Extracted records:
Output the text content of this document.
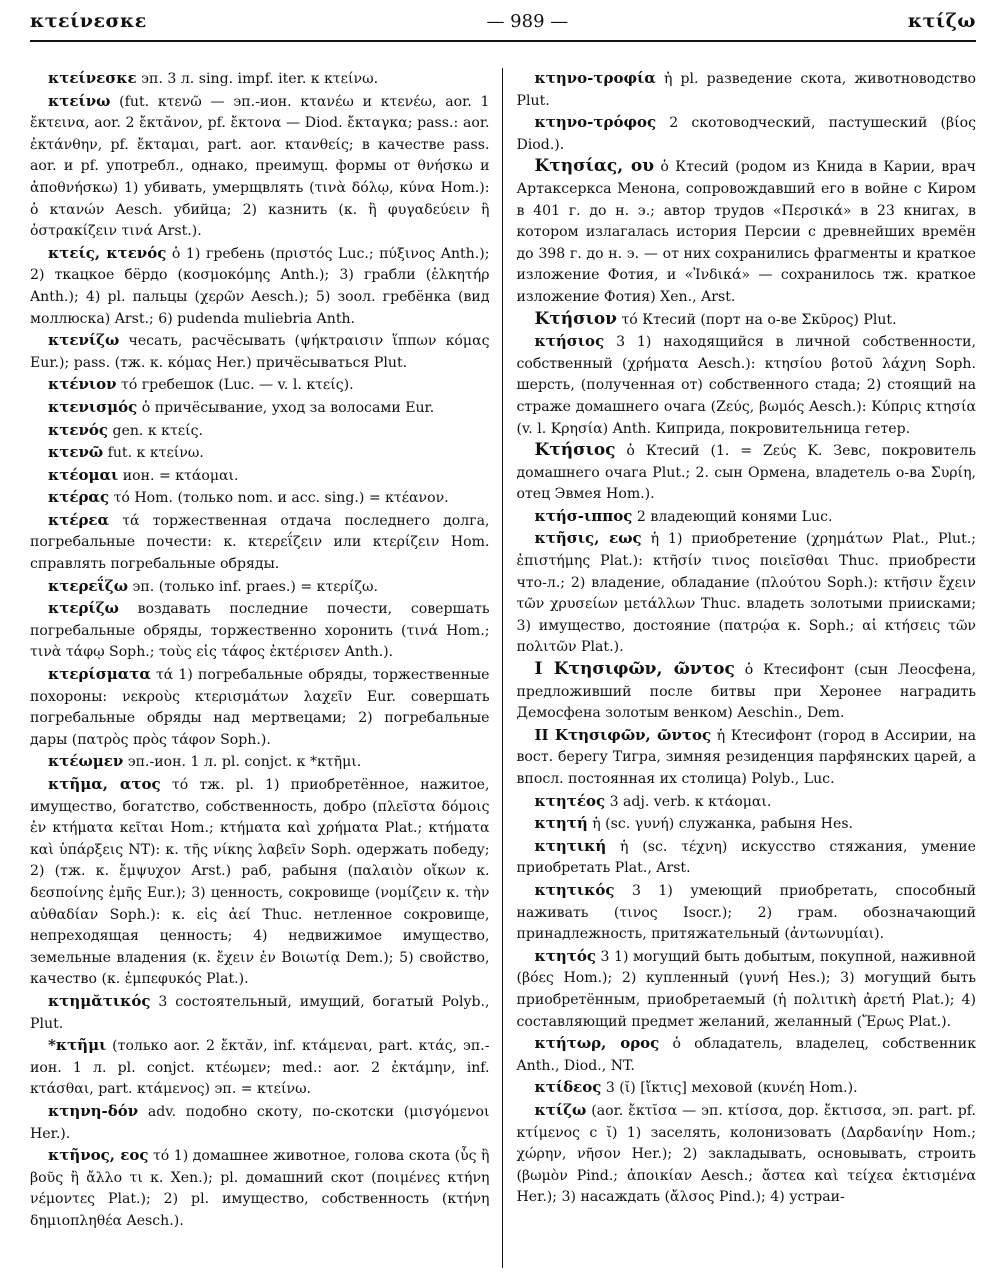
κτείνεσκε	— 989 —	κτίζω

κτείνεσκε эп. 3 л. sing. impf. iter. к κτείνω.

κτείνω (fut. κτενῶ — эп.-ион. κτανέω и κτενέω, aor. 1 ἔκτεινα, aor. 2 ἔκτᾰνον, pf. ἔκτονα — Diod. ἔκταγκα; pass.: aor. ἐκτάνθην, pf. ἔκταμαι, part. aor. κτανθείς; в качестве pass. aor. и pf. употребл., однако, преимущ. формы от θνήσκω и ἀποθνήσκω) 1) убивать, умерщвлять (τινὰ δόλῳ, κύνα Hom.): ὁ κτανών Aesch. убийца; 2) казнить (κ. ἢ φυγαδεύειν ἢ ὀστρακίζειν τινά Arst.).

κτείς, κτενός ὁ 1) гребень (πριστός Luc.; πύξινος Anth.); 2) ткацкое бёрдо (κοσμοκόμης Anth.); 3) грабли (ἑλκητήρ Anth.); 4) pl. пальцы (χερῶν Aesch.); 5) зоол. гребёнка (вид моллюска) Arst.; 6) pudenda muliebria Anth.

κτενίζω чесать, расчёсывать (ψήκτραισιν ἵππων κόμας Eur.); pass. (тж. κ. κόμας Her.) причёсываться Plut.

κτένιον τό гребешок (Luc. — v. l. κτείς).

κτενισμός ὁ причёсывание, уход за волосами Eur.

κτενός gen. к κτείς.

κτενῶ fut. к κτείνω.

κτέομαι ион. = κτάομαι.

κτέρας τό Hom. (только nom. и acc. sing.) = κτέανον.

κτέρεα τά торжественная отдача последнего долга, погребальные почести: κ. κτερεΐζειν или κτερίζειν Hom. справлять погребальные обряды.

κτερεΐζω эп. (только inf. praes.) = κτερίζω.

κτερίζω воздавать последние почести, совершать погребальные обряды, торжественно хоронить (τινά Hom.; τινὰ τάφῳ Soph.; τοὺς εἰς τάφος ἐκτέρισεν Anth.).

κτερίσματα τά 1) погребальные обряды, торжественные похороны: νεκροὺς κτερισμάτων λαχεῖν Eur. совершать погребальные обряды над мертвецами; 2) погребальные дары (πατρὸς πρὸς τάφον Soph.).

κτέωμεν эп.-ион. 1 л. pl. conjct. к *κτῆμι.

κτῆμα, ατος τό тж. pl. 1) приобретённое, нажитое, имущество, богатство, собственность, добро (πλεῖστα δόμοις ἐν κτήματα κεῖται Hom.; κτήματα καὶ χρήματα Plat.; κτήματα καὶ ὑπάρξεις NT): κ. τῆς νίκης λαβεῖν Soph. одержать победу; 2) (тж. κ. ἔμψυχον Arst.) раб, рабыня (παλαιὸν οἴκων κ. δεσποίνης ἐμῆς Eur.); 3) ценность, сокровище (νομίζειν κ. τὴν αὐθαδίαν Soph.): κ. εἰς ἀεί Thuc. нетленное сокровище, непреходящая ценность; 4) недвижимое имущество, земельные владения (κ. ἔχειν ἐν Βοιωτίᾳ Dem.); 5) свойство, качество (κ. ἐμπεφυκός Plat.).

κτημᾰτικός 3 состоятельный, имущий, богатый Polyb., Plut.

*κτῆμι (только aor. 2 ἔκτᾰν, inf. κτάμεναι, part. κτάς, эп.-ион. 1 л. pl. conjct. κτέωμεν; med.: aor. 2 ἐκτάμην, inf. κτάσθαι, part. κτάμενος) эп. = κτείνω.

κτηνη-δόν adv. подобно скоту, по-скотски (μισγόμενοι Her.).

κτῆνος, εος τό 1) домашнее животное, голова скота (ὗς ἢ βοῦς ἢ ἄλλο τι κ. Xen.); pl. домашний скот (ποιμένες κτήνη νέμοντες Plat.); 2) pl. имущество, собственность (κτήνη δημιοπληθέα Aesch.).

κτηνο-τροφία ἡ pl. разведение скота, животноводство Plut.

κτηνο-τρόφος 2 скотоводческий, пастушеский (βίος Diod.).

Κτησίας, ου ὁ Ктесий (родом из Книда в Карии, врач Артаксеркса Менона, сопровождавший его в войне с Киром в 401 г. до н. э.; автор трудов «Περσικά» в 23 книгах, в котором излагалась история Персии с древнейших времён до 398 г. до н. э. — от них сохранились фрагменты и краткое изложение Фотия, и «Ἰνδικά» — сохранилось тж. краткое изложение Фотия) Xen., Arst.

Κτήσιον τό Ктесий (порт на о-ве Σκῦρος) Plut.

κτήσιος 3 1) находящийся в личной собственности, собственный (χρήματα Aesch.): κτησίου βοτοῦ λάχνη Soph. шерсть, (полученная от) собственного стада; 2) стоящий на страже домашнего очага (Ζεύς, βωμός Aesch.): Κύπρις κτησία (v. l. Κρησία) Anth. Киприда, покровительница гетер.

Κτήσιος ὁ Ктесий (1. = Ζεύς Κ. Зевс, покровитель домашнего очага Plut.; 2. сын Ормена, владетель о-ва Συρίη, отец Эвмея Hom.).

κτήσ-ιππος 2 владеющий конями Luc.

κτῆσις, εως ἡ 1) приобретение (χρημάτων Plat., Plut.; ἐπιστήμης Plat.): κτῆσίν τινος ποιεῖσθαι Thuc. приобрести что-л.; 2) владение, обладание (πλούτου Soph.): κτῆσιν ἔχειν τῶν χρυσείων μετάλλων Thuc. владеть золотыми приисками; 3) имущество, достояние (πατρῴα κ. Soph.; αἱ κτήσεις τῶν πολιτῶν Plat.).

I Κτησιφῶν, ῶντος ὁ Ктесифонт (сын Леосфена, предложивший после битвы при Херонее наградить Демосфена золотым венком) Aeschin., Dem.

II Κτησιφῶν, ῶντος ἡ Ктесифонт (город в Ассирии, на вост. берегу Тигра, зимняя резиденция парфянских царей, а впосл. постоянная их столица) Polyb., Luc.

κτητέος 3 adj. verb. к κτάομαι.

κτητή ἡ (sc. γυνή) служанка, рабыня Hes.

κτητική ἡ (sc. τέχνη) искусство стяжания, умение приобретать Plat., Arst.

κτητικός 3 1) умеющий приобретать, способный наживать (τινος Isocr.); 2) грам. обозначающий принадлежность, притяжательный (ἀντωνυμίαι).

κτητός 3 1) могущий быть добытым, покупной, наживной (βόες Hom.); 2) купленный (γυνή Hes.); 3) могущий быть приобретённым, приобретаемый (ἡ πολιτικὴ ἀρετή Plat.); 4) составляющий предмет желаний, желанный (Ἔρως Plat.).

κτήτωρ, ορος ὁ обладатель, владелец, собственник Anth., Diod., NT.

κτίδεος 3 (ῐ) [ἴκτις] меховой (κυνέη Hom.).

κτίζω (aor. ἔκτῐσα — эп. κτίσσα, дор. ἔκτισσα, эп. part. pf. κτίμενος с ῐ) 1) заселять, колонизовать (Δαρδανίην Hom.; χώρην, νῆσον Her.); 2) закладывать, основывать, строить (βωμὸν Pind.; ἀποικίαν Aesch.; ἄστεα καὶ τείχεα ἐκτισμένα Her.); 3) насаждать (ἄλσος Pind.); 4) устраи-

Exercise prompt:
Within the listing, how many lines hold the word "κτείς"? Only the number is to be given.

Solution:
3